**Исходный фрагмент:**

*-*-*

Русские умельцы делают жуковины (перстни), оклады для икон, узорчатые ножны для мечей и сабель, серьги, ожерелья, покрывают финифтью серебряные пластинки-дробницы, которые нашивались на парадные одежды. Они превращают в художественные изделия рукояти засапожных ножей, шлемы, конскую сбрую и княжеские регалии. Такими регалиями были венцы князя и княгини, золотые «чепи», бармы и пояса.
Княжеские венцы делались в форме зубчатых обручей или обручей с трилистниками, а венцы княгинь и княжон поражали разнообразием форм и неуемной фантазией златокузнецов. Но все-таки наибольшее распространение получили венцы «с городы», которые изображали княжеский дворец в несколько ярусов, с теремами, башенками и галереями.
Золотой пояс был гордостью каждого великого князя. Поэтому изготовление поясов поручалось самым искусным и прославленным златокузнецам, знатокам драгоценных камней, в совершенстве овладевших тайнами чеканки, гравировки и филигранного дела. Пояс должен был ошеломлять своим великолепием. К нему прикреплялись звонцы – золотые колокольчики разных размеров и толщины, а также золотые бряцальца. Каждое движение князя сопровождалось мелодичным звоном и постукиванием бряцальц.
Один из таких поясов, ставший поводом к княжеской междоусобице, которая продолжалась без малого двадцать лет, удостоился чести попасть в летопись и стать таким образом частью истории Древней Руси. Этот пояс обычно именуют поясом Димитрия Донского, хотя в собственности прославленного князя он находился всего несколько часов…
Скорей всего, пояс сделали суздальские златокузнецы. Во всяком случае, вначале он принадлежал суздальско-нижегородскому князю, на дочери которого женился шестнадцатилетний Димитрий. Свадебные торжества состоялись в Коломне. Туда и был прислан в качестве приданого этот пояс, поразивший всех тонкостью работы и богатством украшений. Но великому московскому князю и его гостям на свадебном пиру недолго привелось любоваться изделием суздальских мастеров. В тот же день пояс похитили, подменив его другим, менее ценным. Пропажа, видимо, обнаружилась довольно быстро. Тем не менее розыски ничего не дали: пояс как в воду канул. До конца своей жизни Димитрий Донской так и не узнал, кто именно осмелился ограбить его казну. А сделал это, как выяснилось в дальнейшем, не кто иной, как главный распорядитель на свадьбе великого князя, его любимец и один из самых влиятельных людей в княжестве – тысяцкий Вельяминов…
Мучила Вельяминова совесть, нет ли, об этом летопись умалчивает. Зато она достаточно подробно рассказывает о дальнейшей судьбе пояса, который Вельяминов отдал своему сыну, Николаю Вельяминову, командовавшему Коломенским полком во время Куликовской битвы. Затем этот пояс перешел к боярину Всеволожскому, который женился на дочери Николая Вельяминова. Всеволожский, в свою очередь, дал его в приданое своей дочери, вышедшей замуж за князя Андрея Радонежского. После смерти князя Андрея пояс вновь оказался у Всеволожского. Так похищенный Вельяминовым пояс Димитрия Донского и переходил из одних рук в другие.

*-*-*

**Строки данных:**
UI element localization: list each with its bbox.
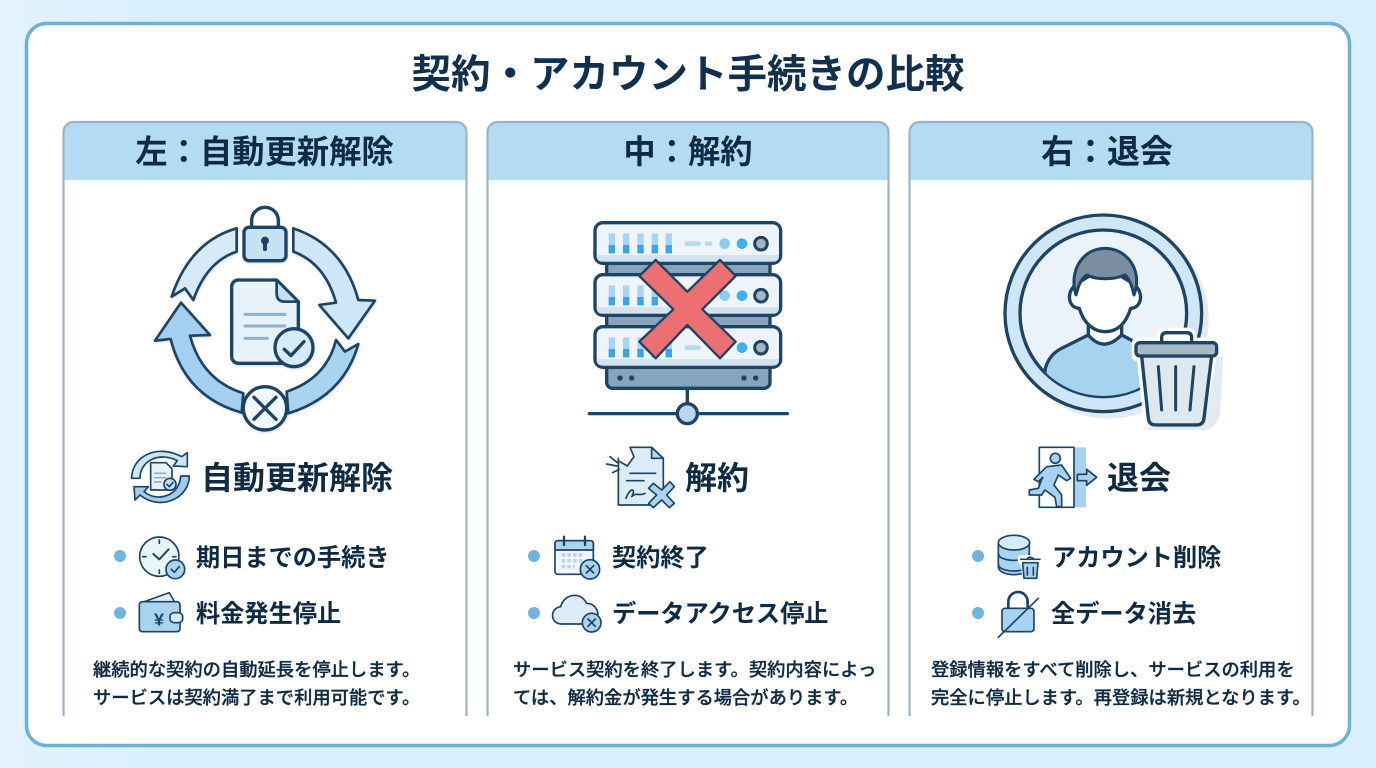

*-*-*

**Задание:** Извлеките дословно из фрагмента о древнерусских златокузнецах отрывок между словами «Золотой пояс был» и «и постукиванием бряцальц.» включительно.

**Ответ:**
Золотой пояс был гордостью каждого великого князя. Поэтому изготовление поясов поручалось самым искусным и прославленным златокузнецам, знатокам драгоценных камней, в совершенстве овладевших тайнами чеканки, гравировки и филигранного дела. Пояс должен был ошеломлять своим великолепием. К нему прикреплялись звонцы – золотые колокольчики разных размеров и толщины, а также золотые бряцальца. Каждое движение князя сопровождалось мелодичным звоном и постукиванием бряцальц.